■ PROVIDED RECORDS:

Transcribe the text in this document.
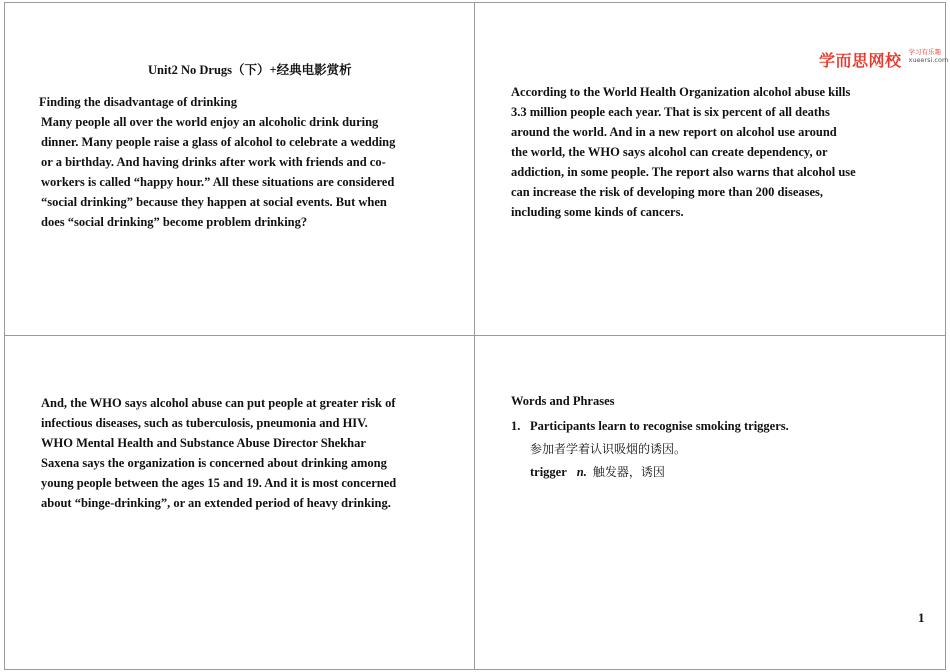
Unit2 No Drugs（下）+经典电影赏析
Finding the disadvantage of drinking
Many people all over the world enjoy an alcoholic drink during
dinner. Many people raise a glass of alcohol to celebrate a wedding
or a birthday. And having drinks after work with friends and co-
workers is called “happy hour.” All these situations are considered
“social drinking” because they happen at social events. But when
does “social drinking” become problem drinking?
学而思网校 学习有乐趣
xueersi.com
According to the World Health Organization alcohol abuse kills
3.3 million people each year. That is six percent of all deaths
around the world. And in a new report on alcohol use around
the world, the WHO says alcohol can create dependency, or
addiction, in some people. The report also warns that alcohol use
can increase the risk of developing more than 200 diseases,
including some kinds of cancers.
And, the WHO says alcohol abuse can put people at greater risk of
infectious diseases, such as tuberculosis, pneumonia and HIV.
WHO Mental Health and Substance Abuse Director Shekhar
Saxena says the organization is concerned about drinking among
young people between the ages 15 and 19. And it is most concerned
about “binge-drinking”, or an extended period of heavy drinking.
Words and Phrases
1. Participants learn to recognise smoking triggers.
参加者学着认识吸烟的诱因。
trigger n. 触发器，诱因
1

■ REQUEST: Skip the pictures and transcribe the rest of the records exactly.

■ RESPONSE BELOW:
Transcribe the text in this document.
Unit2 No Drugs（下）+经典电影赏析
Finding the disadvantage of drinking
Many people all over the world enjoy an alcoholic drink during
dinner. Many people raise a glass of alcohol to celebrate a wedding
or a birthday. And having drinks after work with friends and co-
workers is called “happy hour.” All these situations are considered
“social drinking” because they happen at social events. But when
does “social drinking” become problem drinking?
学而思网校 学习有乐趣
xueersi.com
According to the World Health Organization alcohol abuse kills
3.3 million people each year. That is six percent of all deaths
around the world. And in a new report on alcohol use around
the world, the WHO says alcohol can create dependency, or
addiction, in some people. The report also warns that alcohol use
can increase the risk of developing more than 200 diseases,
including some kinds of cancers.
And, the WHO says alcohol abuse can put people at greater risk of
infectious diseases, such as tuberculosis, pneumonia and HIV.
WHO Mental Health and Substance Abuse Director Shekhar
Saxena says the organization is concerned about drinking among
young people between the ages 15 and 19. And it is most concerned
about “binge-drinking”, or an extended period of heavy drinking.
Words and Phrases
1. Participants learn to recognise smoking triggers.
参加者学着认识吸烟的诱因。
trigger n. 触发器，诱因
1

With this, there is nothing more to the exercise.